- _Problem description_: Each entry below should be reproduced character for character.

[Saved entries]
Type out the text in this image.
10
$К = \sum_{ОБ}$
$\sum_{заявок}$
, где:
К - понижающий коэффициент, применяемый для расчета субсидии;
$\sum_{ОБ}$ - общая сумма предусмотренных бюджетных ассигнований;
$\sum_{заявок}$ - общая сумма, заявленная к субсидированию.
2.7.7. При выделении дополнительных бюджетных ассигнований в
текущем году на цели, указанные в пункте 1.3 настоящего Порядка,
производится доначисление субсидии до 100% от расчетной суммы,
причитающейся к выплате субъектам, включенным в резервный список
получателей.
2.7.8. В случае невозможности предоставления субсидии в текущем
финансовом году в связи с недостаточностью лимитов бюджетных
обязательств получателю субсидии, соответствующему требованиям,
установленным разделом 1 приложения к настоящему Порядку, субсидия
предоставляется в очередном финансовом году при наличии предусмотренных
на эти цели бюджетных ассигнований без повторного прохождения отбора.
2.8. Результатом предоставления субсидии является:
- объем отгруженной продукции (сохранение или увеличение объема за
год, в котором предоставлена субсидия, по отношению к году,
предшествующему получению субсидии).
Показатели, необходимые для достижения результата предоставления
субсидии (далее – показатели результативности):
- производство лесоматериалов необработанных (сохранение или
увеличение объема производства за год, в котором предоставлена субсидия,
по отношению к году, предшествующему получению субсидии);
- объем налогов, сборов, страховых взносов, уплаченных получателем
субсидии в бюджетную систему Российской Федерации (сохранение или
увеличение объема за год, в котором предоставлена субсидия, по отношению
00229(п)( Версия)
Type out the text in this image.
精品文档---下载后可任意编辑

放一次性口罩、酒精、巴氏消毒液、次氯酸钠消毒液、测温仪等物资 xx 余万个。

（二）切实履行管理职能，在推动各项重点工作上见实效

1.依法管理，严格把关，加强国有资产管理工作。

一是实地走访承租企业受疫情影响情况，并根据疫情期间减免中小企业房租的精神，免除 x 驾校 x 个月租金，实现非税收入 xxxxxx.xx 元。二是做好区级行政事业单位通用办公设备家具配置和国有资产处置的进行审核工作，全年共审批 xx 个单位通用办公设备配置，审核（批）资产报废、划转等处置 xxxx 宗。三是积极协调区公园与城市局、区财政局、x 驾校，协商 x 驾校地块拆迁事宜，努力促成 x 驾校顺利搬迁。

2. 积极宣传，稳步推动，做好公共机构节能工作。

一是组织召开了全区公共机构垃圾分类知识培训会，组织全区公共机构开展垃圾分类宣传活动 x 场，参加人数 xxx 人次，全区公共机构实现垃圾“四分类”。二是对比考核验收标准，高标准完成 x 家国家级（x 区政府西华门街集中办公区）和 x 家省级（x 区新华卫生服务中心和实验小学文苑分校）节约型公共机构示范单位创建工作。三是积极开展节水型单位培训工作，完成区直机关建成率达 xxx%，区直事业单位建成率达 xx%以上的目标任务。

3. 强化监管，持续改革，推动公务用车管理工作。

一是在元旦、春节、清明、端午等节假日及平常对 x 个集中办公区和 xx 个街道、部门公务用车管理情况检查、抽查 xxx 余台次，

- _Solution to the problem_:
Type out the text in this image.
10
$К = \sum_{ОБ}$
$\sum_{заявок}$
, где:
К - понижающий коэффициент, применяемый для расчета субсидии;
$\sum_{ОБ}$ - общая сумма предусмотренных бюджетных ассигнований;
$\sum_{заявок}$ - общая сумма, заявленная к субсидированию.
2.7.7. При выделении дополнительных бюджетных ассигнований в
текущем году на цели, указанные в пункте 1.3 настоящего Порядка,
производится доначисление субсидии до 100% от расчетной суммы,
причитающейся к выплате субъектам, включенным в резервный список
получателей.
2.7.8. В случае невозможности предоставления субсидии в текущем
финансовом году в связи с недостаточностью лимитов бюджетных
обязательств получателю субсидии, соответствующему требованиям,
установленным разделом 1 приложения к настоящему Порядку, субсидия
предоставляется в очередном финансовом году при наличии предусмотренных
на эти цели бюджетных ассигнований без повторного прохождения отбора.
2.8. Результатом предоставления субсидии является:
- объем отгруженной продукции (сохранение или увеличение объема за
год, в котором предоставлена субсидия, по отношению к году,
предшествующему получению субсидии).
Показатели, необходимые для достижения результата предоставления
субсидии (далее – показатели результативности):
- производство лесоматериалов необработанных (сохранение или
увеличение объема производства за год, в котором предоставлена субсидия,
по отношению к году, предшествующему получению субсидии);
- объем налогов, сборов, страховых взносов, уплаченных получателем
субсидии в бюджетную систему Российской Федерации (сохранение или
увеличение объема за год, в котором предоставлена субсидия, по отношению
00229(п)( Версия)
Type out the text in this image.
精品文档---下载后可任意编辑

放一次性口罩、酒精、巴氏消毒液、次氯酸钠消毒液、测温仪等物资 xx 余万个。

（二）切实履行管理职能，在推动各项重点工作上见实效

1.依法管理，严格把关，加强国有资产管理工作。

一是实地走访承租企业受疫情影响情况，并根据疫情期间减免中小企业房租的精神，免除 x 驾校 x 个月租金，实现非税收入 xxxxxx.xx 元。二是做好区级行政事业单位通用办公设备家具配置和国有资产处置的进行审核工作，全年共审批 xx 个单位通用办公设备配置，审核（批）资产报废、划转等处置 xxxx 宗。三是积极协调区公园与城市局、区财政局、x 驾校，协商 x 驾校地块拆迁事宜，努力促成 x 驾校顺利搬迁。

2. 积极宣传，稳步推动，做好公共机构节能工作。

一是组织召开了全区公共机构垃圾分类知识培训会，组织全区公共机构开展垃圾分类宣传活动 x 场，参加人数 xxx 人次，全区公共机构实现垃圾“四分类”。二是对比考核验收标准，高标准完成 x 家国家级（x 区政府西华门街集中办公区）和 x 家省级（x 区新华卫生服务中心和实验小学文苑分校）节约型公共机构示范单位创建工作。三是积极开展节水型单位培训工作，完成区直机关建成率达 xxx%，区直事业单位建成率达 xx%以上的目标任务。

3. 强化监管，持续改革，推动公务用车管理工作。

一是在元旦、春节、清明、端午等节假日及平常对 x 个集中办公区和 xx 个街道、部门公务用车管理情况检查、抽查 xxx 余台次，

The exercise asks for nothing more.